[Figure contents as structured data]
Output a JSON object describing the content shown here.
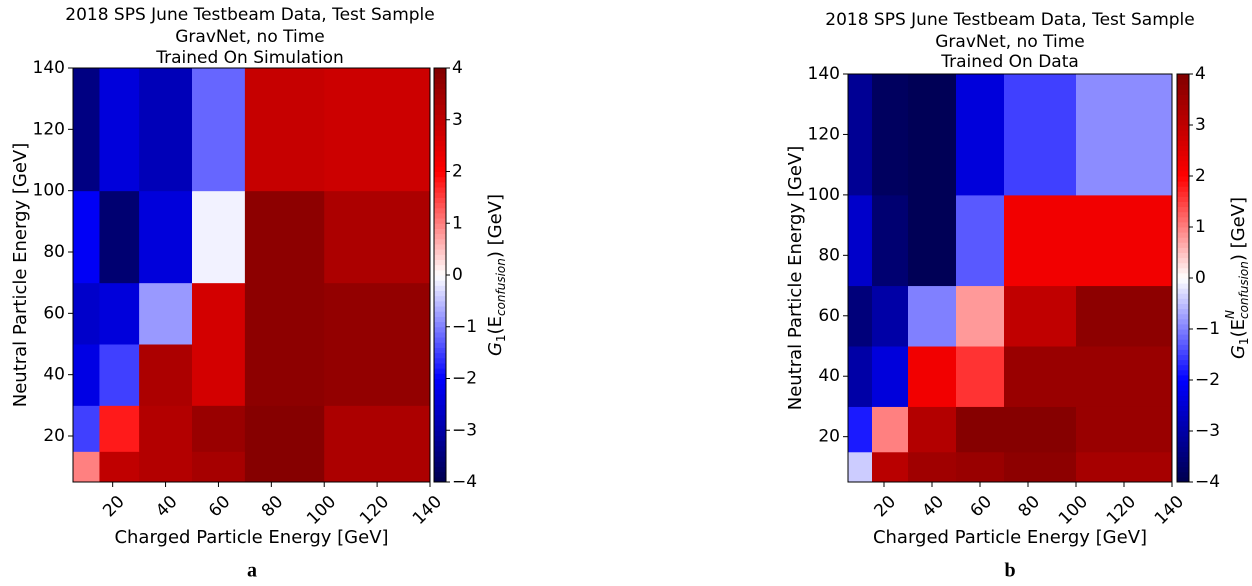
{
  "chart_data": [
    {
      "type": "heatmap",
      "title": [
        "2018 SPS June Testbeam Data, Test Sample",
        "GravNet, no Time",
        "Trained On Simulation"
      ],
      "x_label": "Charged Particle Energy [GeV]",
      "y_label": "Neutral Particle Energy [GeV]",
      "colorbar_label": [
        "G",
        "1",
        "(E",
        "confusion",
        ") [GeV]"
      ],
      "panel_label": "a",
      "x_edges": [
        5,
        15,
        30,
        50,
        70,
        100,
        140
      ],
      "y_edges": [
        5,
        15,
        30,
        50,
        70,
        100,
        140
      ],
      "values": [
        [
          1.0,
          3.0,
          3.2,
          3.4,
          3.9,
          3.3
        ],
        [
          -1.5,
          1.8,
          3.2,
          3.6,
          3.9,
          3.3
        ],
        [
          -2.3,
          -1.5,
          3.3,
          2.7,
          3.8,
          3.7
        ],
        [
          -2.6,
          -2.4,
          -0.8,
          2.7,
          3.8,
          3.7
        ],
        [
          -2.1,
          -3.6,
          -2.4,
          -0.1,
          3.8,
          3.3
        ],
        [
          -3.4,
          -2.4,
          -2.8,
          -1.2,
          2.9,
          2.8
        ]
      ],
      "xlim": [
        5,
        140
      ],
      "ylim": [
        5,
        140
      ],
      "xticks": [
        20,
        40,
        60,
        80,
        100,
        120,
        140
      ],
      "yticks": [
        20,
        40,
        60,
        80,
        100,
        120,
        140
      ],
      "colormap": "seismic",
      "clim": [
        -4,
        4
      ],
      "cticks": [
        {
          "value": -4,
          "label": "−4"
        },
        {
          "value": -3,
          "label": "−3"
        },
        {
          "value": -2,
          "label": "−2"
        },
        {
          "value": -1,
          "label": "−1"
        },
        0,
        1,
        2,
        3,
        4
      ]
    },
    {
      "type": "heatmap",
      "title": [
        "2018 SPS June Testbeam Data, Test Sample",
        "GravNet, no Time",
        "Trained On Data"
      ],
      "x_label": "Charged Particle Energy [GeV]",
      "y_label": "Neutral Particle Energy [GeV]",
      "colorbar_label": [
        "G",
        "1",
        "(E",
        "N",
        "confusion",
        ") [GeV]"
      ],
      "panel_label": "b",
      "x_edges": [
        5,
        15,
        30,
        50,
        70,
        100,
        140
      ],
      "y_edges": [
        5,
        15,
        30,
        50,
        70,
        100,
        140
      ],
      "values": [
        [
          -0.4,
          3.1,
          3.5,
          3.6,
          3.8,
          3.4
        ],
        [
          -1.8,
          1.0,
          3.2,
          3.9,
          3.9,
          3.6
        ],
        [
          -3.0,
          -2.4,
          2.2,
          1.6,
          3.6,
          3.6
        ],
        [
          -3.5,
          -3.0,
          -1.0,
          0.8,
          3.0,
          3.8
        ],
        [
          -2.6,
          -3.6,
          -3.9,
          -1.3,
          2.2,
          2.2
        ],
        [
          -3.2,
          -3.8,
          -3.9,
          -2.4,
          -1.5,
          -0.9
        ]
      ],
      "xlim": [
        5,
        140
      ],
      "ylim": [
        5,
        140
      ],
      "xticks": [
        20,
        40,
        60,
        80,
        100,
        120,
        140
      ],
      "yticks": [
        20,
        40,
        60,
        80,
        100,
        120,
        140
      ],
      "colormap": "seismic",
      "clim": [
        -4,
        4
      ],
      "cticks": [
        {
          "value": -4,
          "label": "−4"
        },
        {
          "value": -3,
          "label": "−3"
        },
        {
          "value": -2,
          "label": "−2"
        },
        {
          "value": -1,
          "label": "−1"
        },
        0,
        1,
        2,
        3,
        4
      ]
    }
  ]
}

• JOB:
Leave images out of the retyped records; keep all else exact.

• PROBLEM SOLUTION:
Output a JSON object describing the content shown here.
{
  "chart_data": [
    {
      "type": "heatmap",
      "title": [
        "2018 SPS June Testbeam Data, Test Sample",
        "GravNet, no Time",
        "Trained On Simulation"
      ],
      "x_label": "Charged Particle Energy [GeV]",
      "y_label": "Neutral Particle Energy [GeV]",
      "colorbar_label": [
        "G",
        "1",
        "(E",
        "confusion",
        ") [GeV]"
      ],
      "panel_label": "a",
      "x_edges": [
        5,
        15,
        30,
        50,
        70,
        100,
        140
      ],
      "y_edges": [
        5,
        15,
        30,
        50,
        70,
        100,
        140
      ],
      "values": [
        [
          1.0,
          3.0,
          3.2,
          3.4,
          3.9,
          3.3
        ],
        [
          -1.5,
          1.8,
          3.2,
          3.6,
          3.9,
          3.3
        ],
        [
          -2.3,
          -1.5,
          3.3,
          2.7,
          3.8,
          3.7
        ],
        [
          -2.6,
          -2.4,
          -0.8,
          2.7,
          3.8,
          3.7
        ],
        [
          -2.1,
          -3.6,
          -2.4,
          -0.1,
          3.8,
          3.3
        ],
        [
          -3.4,
          -2.4,
          -2.8,
          -1.2,
          2.9,
          2.8
        ]
      ],
      "xlim": [
        5,
        140
      ],
      "ylim": [
        5,
        140
      ],
      "xticks": [
        20,
        40,
        60,
        80,
        100,
        120,
        140
      ],
      "yticks": [
        20,
        40,
        60,
        80,
        100,
        120,
        140
      ],
      "colormap": "seismic",
      "clim": [
        -4,
        4
      ],
      "cticks": [
        {
          "value": -4,
          "label": "−4"
        },
        {
          "value": -3,
          "label": "−3"
        },
        {
          "value": -2,
          "label": "−2"
        },
        {
          "value": -1,
          "label": "−1"
        },
        0,
        1,
        2,
        3,
        4
      ]
    },
    {
      "type": "heatmap",
      "title": [
        "2018 SPS June Testbeam Data, Test Sample",
        "GravNet, no Time",
        "Trained On Data"
      ],
      "x_label": "Charged Particle Energy [GeV]",
      "y_label": "Neutral Particle Energy [GeV]",
      "colorbar_label": [
        "G",
        "1",
        "(E",
        "N",
        "confusion",
        ") [GeV]"
      ],
      "panel_label": "b",
      "x_edges": [
        5,
        15,
        30,
        50,
        70,
        100,
        140
      ],
      "y_edges": [
        5,
        15,
        30,
        50,
        70,
        100,
        140
      ],
      "values": [
        [
          -0.4,
          3.1,
          3.5,
          3.6,
          3.8,
          3.4
        ],
        [
          -1.8,
          1.0,
          3.2,
          3.9,
          3.9,
          3.6
        ],
        [
          -3.0,
          -2.4,
          2.2,
          1.6,
          3.6,
          3.6
        ],
        [
          -3.5,
          -3.0,
          -1.0,
          0.8,
          3.0,
          3.8
        ],
        [
          -2.6,
          -3.6,
          -3.9,
          -1.3,
          2.2,
          2.2
        ],
        [
          -3.2,
          -3.8,
          -3.9,
          -2.4,
          -1.5,
          -0.9
        ]
      ],
      "xlim": [
        5,
        140
      ],
      "ylim": [
        5,
        140
      ],
      "xticks": [
        20,
        40,
        60,
        80,
        100,
        120,
        140
      ],
      "yticks": [
        20,
        40,
        60,
        80,
        100,
        120,
        140
      ],
      "colormap": "seismic",
      "clim": [
        -4,
        4
      ],
      "cticks": [
        {
          "value": -4,
          "label": "−4"
        },
        {
          "value": -3,
          "label": "−3"
        },
        {
          "value": -2,
          "label": "−2"
        },
        {
          "value": -1,
          "label": "−1"
        },
        0,
        1,
        2,
        3,
        4
      ]
    }
  ]
}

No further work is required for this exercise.